- **What is required**: Exactly as written, print each record in the listing.

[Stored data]

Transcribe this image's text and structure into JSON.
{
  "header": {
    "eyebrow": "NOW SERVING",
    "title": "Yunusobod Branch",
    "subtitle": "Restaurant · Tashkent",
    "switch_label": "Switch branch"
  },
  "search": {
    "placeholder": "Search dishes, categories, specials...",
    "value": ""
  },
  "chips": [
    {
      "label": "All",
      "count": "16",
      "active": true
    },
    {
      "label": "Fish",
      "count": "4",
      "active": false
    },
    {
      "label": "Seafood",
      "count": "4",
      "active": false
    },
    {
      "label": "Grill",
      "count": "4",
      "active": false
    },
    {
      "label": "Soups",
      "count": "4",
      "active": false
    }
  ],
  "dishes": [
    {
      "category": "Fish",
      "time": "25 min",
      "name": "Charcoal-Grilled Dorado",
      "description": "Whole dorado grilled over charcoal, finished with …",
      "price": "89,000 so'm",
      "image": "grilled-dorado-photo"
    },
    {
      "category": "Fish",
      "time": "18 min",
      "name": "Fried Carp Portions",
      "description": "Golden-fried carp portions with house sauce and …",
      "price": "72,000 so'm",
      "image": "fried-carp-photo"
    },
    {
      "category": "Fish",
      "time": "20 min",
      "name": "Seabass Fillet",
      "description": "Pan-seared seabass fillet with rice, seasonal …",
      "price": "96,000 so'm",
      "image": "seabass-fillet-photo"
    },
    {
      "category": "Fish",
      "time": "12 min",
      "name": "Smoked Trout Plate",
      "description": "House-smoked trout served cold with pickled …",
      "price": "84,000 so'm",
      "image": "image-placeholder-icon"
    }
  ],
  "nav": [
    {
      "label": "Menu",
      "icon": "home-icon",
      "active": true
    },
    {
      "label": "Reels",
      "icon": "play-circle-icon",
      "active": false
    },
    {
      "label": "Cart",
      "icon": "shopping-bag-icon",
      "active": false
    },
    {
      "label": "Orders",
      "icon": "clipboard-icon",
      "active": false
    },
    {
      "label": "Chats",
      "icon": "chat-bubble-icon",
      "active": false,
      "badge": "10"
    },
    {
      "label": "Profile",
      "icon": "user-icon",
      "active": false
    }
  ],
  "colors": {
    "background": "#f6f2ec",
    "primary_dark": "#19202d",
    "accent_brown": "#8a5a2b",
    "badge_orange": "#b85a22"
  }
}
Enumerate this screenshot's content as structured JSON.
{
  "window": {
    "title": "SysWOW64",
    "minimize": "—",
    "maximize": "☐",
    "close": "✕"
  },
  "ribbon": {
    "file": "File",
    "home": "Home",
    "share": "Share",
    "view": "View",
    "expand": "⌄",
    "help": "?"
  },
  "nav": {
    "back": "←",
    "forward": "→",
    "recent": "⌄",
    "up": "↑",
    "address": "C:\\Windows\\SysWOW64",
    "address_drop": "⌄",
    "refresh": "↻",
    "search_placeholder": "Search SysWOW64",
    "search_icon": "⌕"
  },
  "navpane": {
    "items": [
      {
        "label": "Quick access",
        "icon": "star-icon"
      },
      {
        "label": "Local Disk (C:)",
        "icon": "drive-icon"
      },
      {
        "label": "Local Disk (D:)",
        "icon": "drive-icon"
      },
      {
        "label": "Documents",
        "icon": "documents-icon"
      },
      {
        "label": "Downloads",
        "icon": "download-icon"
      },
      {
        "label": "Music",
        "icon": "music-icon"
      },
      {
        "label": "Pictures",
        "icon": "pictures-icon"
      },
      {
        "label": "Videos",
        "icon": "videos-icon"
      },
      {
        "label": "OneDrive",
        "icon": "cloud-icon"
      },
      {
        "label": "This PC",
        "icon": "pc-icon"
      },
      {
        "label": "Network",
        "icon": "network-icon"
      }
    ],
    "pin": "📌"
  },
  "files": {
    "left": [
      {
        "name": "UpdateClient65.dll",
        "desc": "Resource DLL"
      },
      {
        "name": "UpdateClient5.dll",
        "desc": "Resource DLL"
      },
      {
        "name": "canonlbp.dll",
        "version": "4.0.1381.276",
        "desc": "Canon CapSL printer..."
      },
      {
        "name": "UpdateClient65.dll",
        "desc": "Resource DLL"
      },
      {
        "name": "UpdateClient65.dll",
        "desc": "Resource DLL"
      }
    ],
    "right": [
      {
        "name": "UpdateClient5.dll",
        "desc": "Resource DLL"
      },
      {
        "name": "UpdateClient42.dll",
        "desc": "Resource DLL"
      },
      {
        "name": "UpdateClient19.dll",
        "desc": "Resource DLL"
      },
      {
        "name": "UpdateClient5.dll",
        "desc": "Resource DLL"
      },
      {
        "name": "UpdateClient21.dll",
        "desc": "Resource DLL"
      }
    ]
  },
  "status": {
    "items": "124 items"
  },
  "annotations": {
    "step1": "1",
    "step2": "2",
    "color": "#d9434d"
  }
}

- **Solution to this exercise**:
Transcribe this image's text and structure into JSON.
{
  "header": {
    "eyebrow": "NOW SERVING",
    "title": "Yunusobod Branch",
    "subtitle": "Restaurant · Tashkent",
    "switch_label": "Switch branch"
  },
  "search": {
    "placeholder": "Search dishes, categories, specials...",
    "value": ""
  },
  "chips": [
    {
      "label": "All",
      "count": "16",
      "active": true
    },
    {
      "label": "Fish",
      "count": "4",
      "active": false
    },
    {
      "label": "Seafood",
      "count": "4",
      "active": false
    },
    {
      "label": "Grill",
      "count": "4",
      "active": false
    },
    {
      "label": "Soups",
      "count": "4",
      "active": false
    }
  ],
  "dishes": [
    {
      "category": "Fish",
      "time": "25 min",
      "name": "Charcoal-Grilled Dorado",
      "description": "Whole dorado grilled over charcoal, finished with …",
      "price": "89,000 so'm",
      "image": "grilled-dorado-photo"
    },
    {
      "category": "Fish",
      "time": "18 min",
      "name": "Fried Carp Portions",
      "description": "Golden-fried carp portions with house sauce and …",
      "price": "72,000 so'm",
      "image": "fried-carp-photo"
    },
    {
      "category": "Fish",
      "time": "20 min",
      "name": "Seabass Fillet",
      "description": "Pan-seared seabass fillet with rice, seasonal …",
      "price": "96,000 so'm",
      "image": "seabass-fillet-photo"
    },
    {
      "category": "Fish",
      "time": "12 min",
      "name": "Smoked Trout Plate",
      "description": "House-smoked trout served cold with pickled …",
      "price": "84,000 so'm",
      "image": "image-placeholder-icon"
    }
  ],
  "nav": [
    {
      "label": "Menu",
      "icon": "home-icon",
      "active": true
    },
    {
      "label": "Reels",
      "icon": "play-circle-icon",
      "active": false
    },
    {
      "label": "Cart",
      "icon": "shopping-bag-icon",
      "active": false
    },
    {
      "label": "Orders",
      "icon": "clipboard-icon",
      "active": false
    },
    {
      "label": "Chats",
      "icon": "chat-bubble-icon",
      "active": false,
      "badge": "10"
    },
    {
      "label": "Profile",
      "icon": "user-icon",
      "active": false
    }
  ],
  "colors": {
    "background": "#f6f2ec",
    "primary_dark": "#19202d",
    "accent_brown": "#8a5a2b",
    "badge_orange": "#b85a22"
  }
}
Enumerate this screenshot's content as structured JSON.
{
  "window": {
    "title": "SysWOW64",
    "minimize": "—",
    "maximize": "☐",
    "close": "✕"
  },
  "ribbon": {
    "file": "File",
    "home": "Home",
    "share": "Share",
    "view": "View",
    "expand": "⌄",
    "help": "?"
  },
  "nav": {
    "back": "←",
    "forward": "→",
    "recent": "⌄",
    "up": "↑",
    "address": "C:\\Windows\\SysWOW64",
    "address_drop": "⌄",
    "refresh": "↻",
    "search_placeholder": "Search SysWOW64",
    "search_icon": "⌕"
  },
  "navpane": {
    "items": [
      {
        "label": "Quick access",
        "icon": "star-icon"
      },
      {
        "label": "Local Disk (C:)",
        "icon": "drive-icon"
      },
      {
        "label": "Local Disk (D:)",
        "icon": "drive-icon"
      },
      {
        "label": "Documents",
        "icon": "documents-icon"
      },
      {
        "label": "Downloads",
        "icon": "download-icon"
      },
      {
        "label": "Music",
        "icon": "music-icon"
      },
      {
        "label": "Pictures",
        "icon": "pictures-icon"
      },
      {
        "label": "Videos",
        "icon": "videos-icon"
      },
      {
        "label": "OneDrive",
        "icon": "cloud-icon"
      },
      {
        "label": "This PC",
        "icon": "pc-icon"
      },
      {
        "label": "Network",
        "icon": "network-icon"
      }
    ],
    "pin": "📌"
  },
  "files": {
    "left": [
      {
        "name": "UpdateClient65.dll",
        "desc": "Resource DLL"
      },
      {
        "name": "UpdateClient5.dll",
        "desc": "Resource DLL"
      },
      {
        "name": "canonlbp.dll",
        "version": "4.0.1381.276",
        "desc": "Canon CapSL printer..."
      },
      {
        "name": "UpdateClient65.dll",
        "desc": "Resource DLL"
      },
      {
        "name": "UpdateClient65.dll",
        "desc": "Resource DLL"
      }
    ],
    "right": [
      {
        "name": "UpdateClient5.dll",
        "desc": "Resource DLL"
      },
      {
        "name": "UpdateClient42.dll",
        "desc": "Resource DLL"
      },
      {
        "name": "UpdateClient19.dll",
        "desc": "Resource DLL"
      },
      {
        "name": "UpdateClient5.dll",
        "desc": "Resource DLL"
      },
      {
        "name": "UpdateClient21.dll",
        "desc": "Resource DLL"
      }
    ]
  },
  "status": {
    "items": "124 items"
  },
  "annotations": {
    "step1": "1",
    "step2": "2",
    "color": "#d9434d"
  }
}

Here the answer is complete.